DATA PROVIDED ::
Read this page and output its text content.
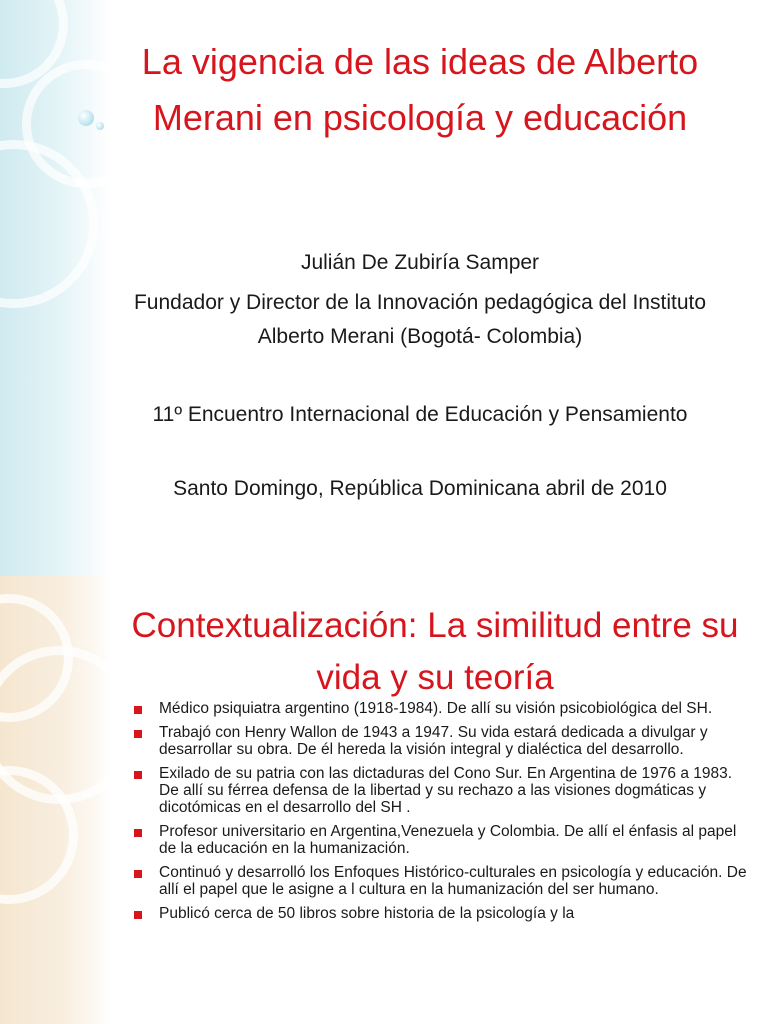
La vigencia de las ideas de Alberto Merani en psicología y educación

Julián De Zubiría Samper

Fundador y Director de la Innovación pedagógica del Instituto Alberto Merani (Bogotá- Colombia)

11º Encuentro Internacional de Educación y Pensamiento

Santo Domingo, República Dominicana abril de 2010

Contextualización: La similitud entre su vida y su teoría
Médico psiquiatra argentino (1918-1984). De allí su visión psicobiológica del SH.
Trabajó con Henry Wallon de 1943 a 1947. Su vida estará dedicada a divulgar y desarrollar su obra. De él hereda la visión integral y dialéctica del desarrollo.
Exilado de su patria con las dictaduras del Cono Sur. En Argentina de 1976 a 1983. De allí su férrea defensa de la libertad y su rechazo a las visiones dogmáticas y dicotómicas en el desarrollo del SH .
Profesor universitario en Argentina,Venezuela y Colombia. De allí el énfasis al papel de la educación en la humanización.
Continuó y desarrolló los Enfoques Histórico-culturales en psicología y educación. De allí el papel que le asigne a l cultura en la humanización del ser humano.
Publicó cerca de 50 libros sobre historia de la psicología y la
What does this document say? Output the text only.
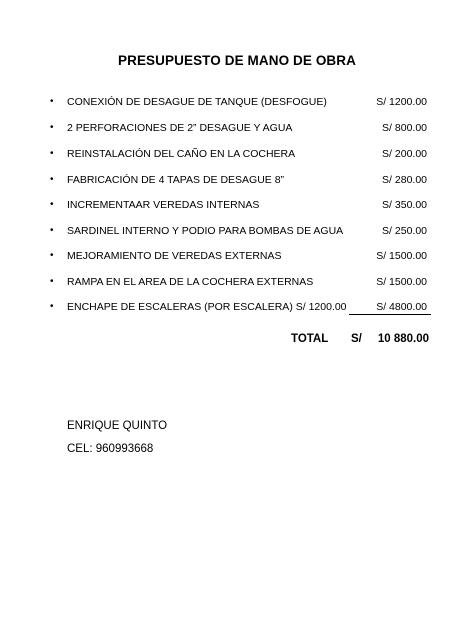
PRESUPUESTO DE MANO DE OBRA
• CONEXIÓN DE DESAGUE DE TANQUE (DESFOGUE)	S/ 1200.00
• 2 PERFORACIONES DE 2” DESAGUE Y AGUA	S/ 800.00
• REINSTALACIÓN DEL CAÑO EN LA COCHERA	S/ 200.00
• FABRICACIÓN DE 4 TAPAS DE DESAGUE 8”	S/ 280.00
• INCREMENTAAR VEREDAS INTERNAS	S/ 350.00
• SARDINEL INTERNO Y PODIO PARA BOMBAS DE AGUA	S/ 250.00
• MEJORAMIENTO DE VEREDAS EXTERNAS	S/ 1500.00
• RAMPA EN EL AREA DE LA COCHERA EXTERNAS	S/ 1500.00
• ENCHAPE DE ESCALERAS (POR ESCALERA) S/ 1200.00	S/ 4800.00
TOTAL S/ 10 880.00
ENRIQUE QUINTO
CEL: 960993668
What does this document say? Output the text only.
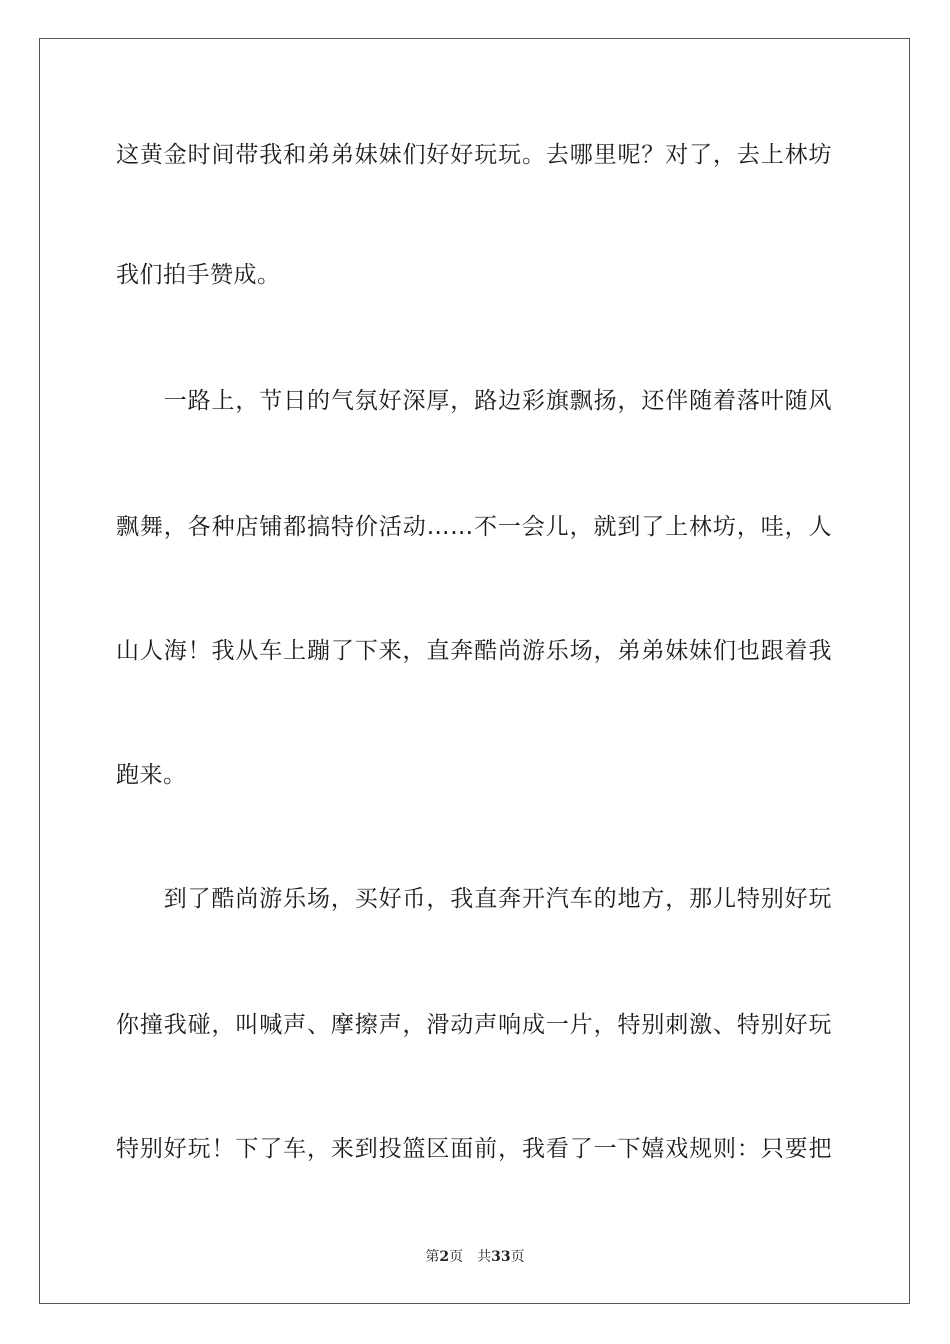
这黄金时间带我和弟弟妹妹们好好玩玩。去哪里呢？对了，去上林坊
我们拍手赞成。
　　一路上，节日的气氛好深厚，路边彩旗飘扬，还伴随着落叶随风
飘舞，各种店铺都搞特价活动……不一会儿，就到了上林坊，哇，人
山人海！我从车上蹦了下来，直奔酷尚游乐场，弟弟妹妹们也跟着我
跑来。
　　到了酷尚游乐场，买好币，我直奔开汽车的地方，那儿特别好玩
你撞我碰，叫喊声、摩擦声，滑动声响成一片，特别刺激、特别好玩
特别好玩！下了车，来到投篮区面前，我看了一下嬉戏规则：只要把
第2页 共33页
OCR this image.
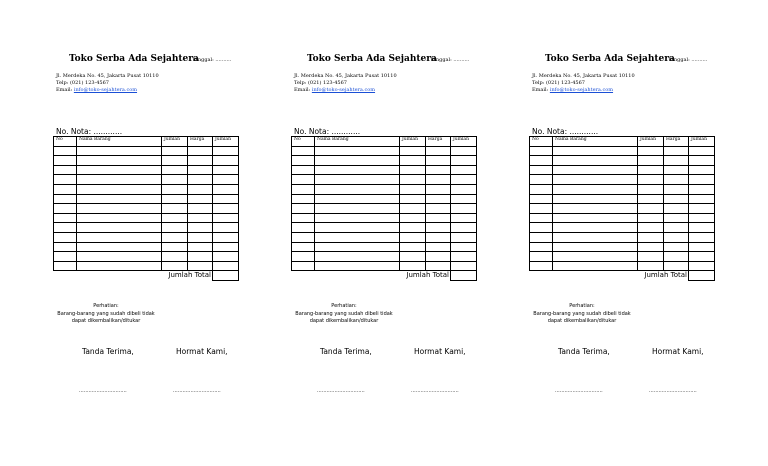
Toko Serba Ada Sejahtera
Tanggal: ..........
Jl. Merdeka No. 45, Jakarta Pusat 10110
Telp: (021) 123-4567
Email: info@toko-sejahtera.com
No. Nota: ............
No	Nama Barang	Jumlah	Harga	Jumlah

		Jumlah Total		
Perhatian:
Barang-barang yang sudah dibeli tidak
dapat dikembalikan/ditukar
Tanda Terima,	Hormat Kami,
..............................	..............................
Toko Serba Ada Sejahtera
Tanggal: ..........
Jl. Merdeka No. 45, Jakarta Pusat 10110
Telp: (021) 123-4567
Email: info@toko-sejahtera.com
No. Nota: ............
No	Nama Barang	Jumlah	Harga	Jumlah

		Jumlah Total		
Perhatian:
Barang-barang yang sudah dibeli tidak
dapat dikembalikan/ditukar
Tanda Terima,	Hormat Kami,
..............................	..............................
Toko Serba Ada Sejahtera
Tanggal: ..........
Jl. Merdeka No. 45, Jakarta Pusat 10110
Telp: (021) 123-4567
Email: info@toko-sejahtera.com
No. Nota: ............
No	Nama Barang	Jumlah	Harga	Jumlah

		Jumlah Total		
Perhatian:
Barang-barang yang sudah dibeli tidak
dapat dikembalikan/ditukar
Tanda Terima,	Hormat Kami,
..............................	..............................
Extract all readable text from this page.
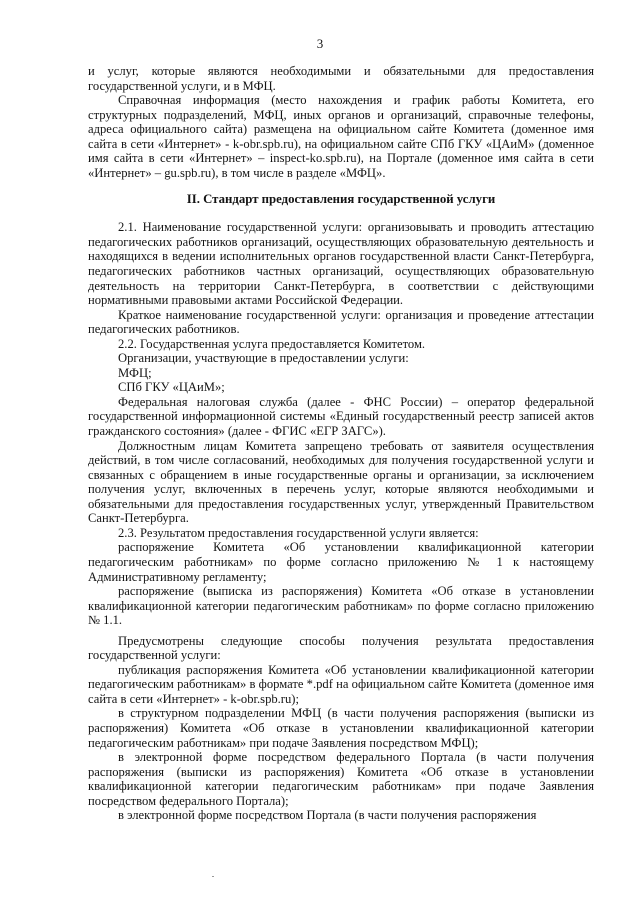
3

и услуг, которые являются необходимыми и обязательными для предоставления государственной услуги, и в МФЦ.

Справочная информация (место нахождения и график работы Комитета, его структурных подразделений, МФЦ, иных органов и организаций, справочные телефоны, адреса официального сайта) размещена на официальном сайте Комитета (доменное имя сайта в сети «Интернет» - k-obr.spb.ru), на официальном сайте СПб ГКУ «ЦАиМ» (доменное имя сайта в сети «Интернет» – inspect-ko.spb.ru), на Портале (доменное имя сайта в сети «Интернет» – gu.spb.ru), в том числе в разделе «МФЦ».

II. Стандарт предоставления государственной услуги

2.1. Наименование государственной услуги: организовывать и проводить аттестацию педагогических работников организаций, осуществляющих образовательную деятельность и находящихся в ведении исполнительных органов государственной власти Санкт-Петербурга, педагогических работников частных организаций, осуществляющих образовательную деятельность на территории Санкт-Петербурга, в соответствии с действующими нормативными правовыми актами Российской Федерации.

Краткое наименование государственной услуги: организация и проведение аттестации педагогических работников.

2.2. Государственная услуга предоставляется Комитетом.

Организации, участвующие в предоставлении услуги:

МФЦ;

СПб ГКУ «ЦАиМ»;

Федеральная налоговая служба (далее - ФНС России) – оператор федеральной государственной информационной системы «Единый государственный реестр записей актов гражданского состояния» (далее - ФГИС «ЕГР ЗАГС»).

Должностным лицам Комитета запрещено требовать от заявителя осуществления действий, в том числе согласований, необходимых для получения государственной услуги и связанных с обращением в иные государственные органы и организации, за исключением получения услуг, включенных в перечень услуг, которые являются необходимыми и обязательными для предоставления государственных услуг, утвержденный Правительством Санкт-Петербурга.

2.3. Результатом предоставления государственной услуги является:

распоряжение Комитета «Об установлении квалификационной категории педагогическим работникам» по форме согласно приложению № 1 к настоящему Административному регламенту;

распоряжение (выписка из распоряжения) Комитета «Об отказе в установлении квалификационной категории педагогическим работникам» по форме согласно приложению № 1.1.

Предусмотрены следующие способы получения результата предоставления государственной услуги:

публикация распоряжения Комитета «Об установлении квалификационной категории педагогическим работникам» в формате *.pdf на официальном сайте Комитета (доменное имя сайта в сети «Интернет» - k-obr.spb.ru);

в структурном подразделении МФЦ (в части получения распоряжения (выписки из распоряжения) Комитета «Об отказе в установлении квалификационной категории педагогическим работникам» при подаче Заявления посредством МФЦ);

в электронной форме посредством федерального Портала (в части получения распоряжения (выписки из распоряжения) Комитета «Об отказе в установлении квалификационной категории педагогическим работникам» при подаче Заявления посредством федерального Портала);

в электронной форме посредством Портала (в части получения распоряжения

WORK REQUIRED ::
For the entries above, count the lines that contain the string "COCHERA", and state that number without further comment.

EXPECTED ANSWER ::
2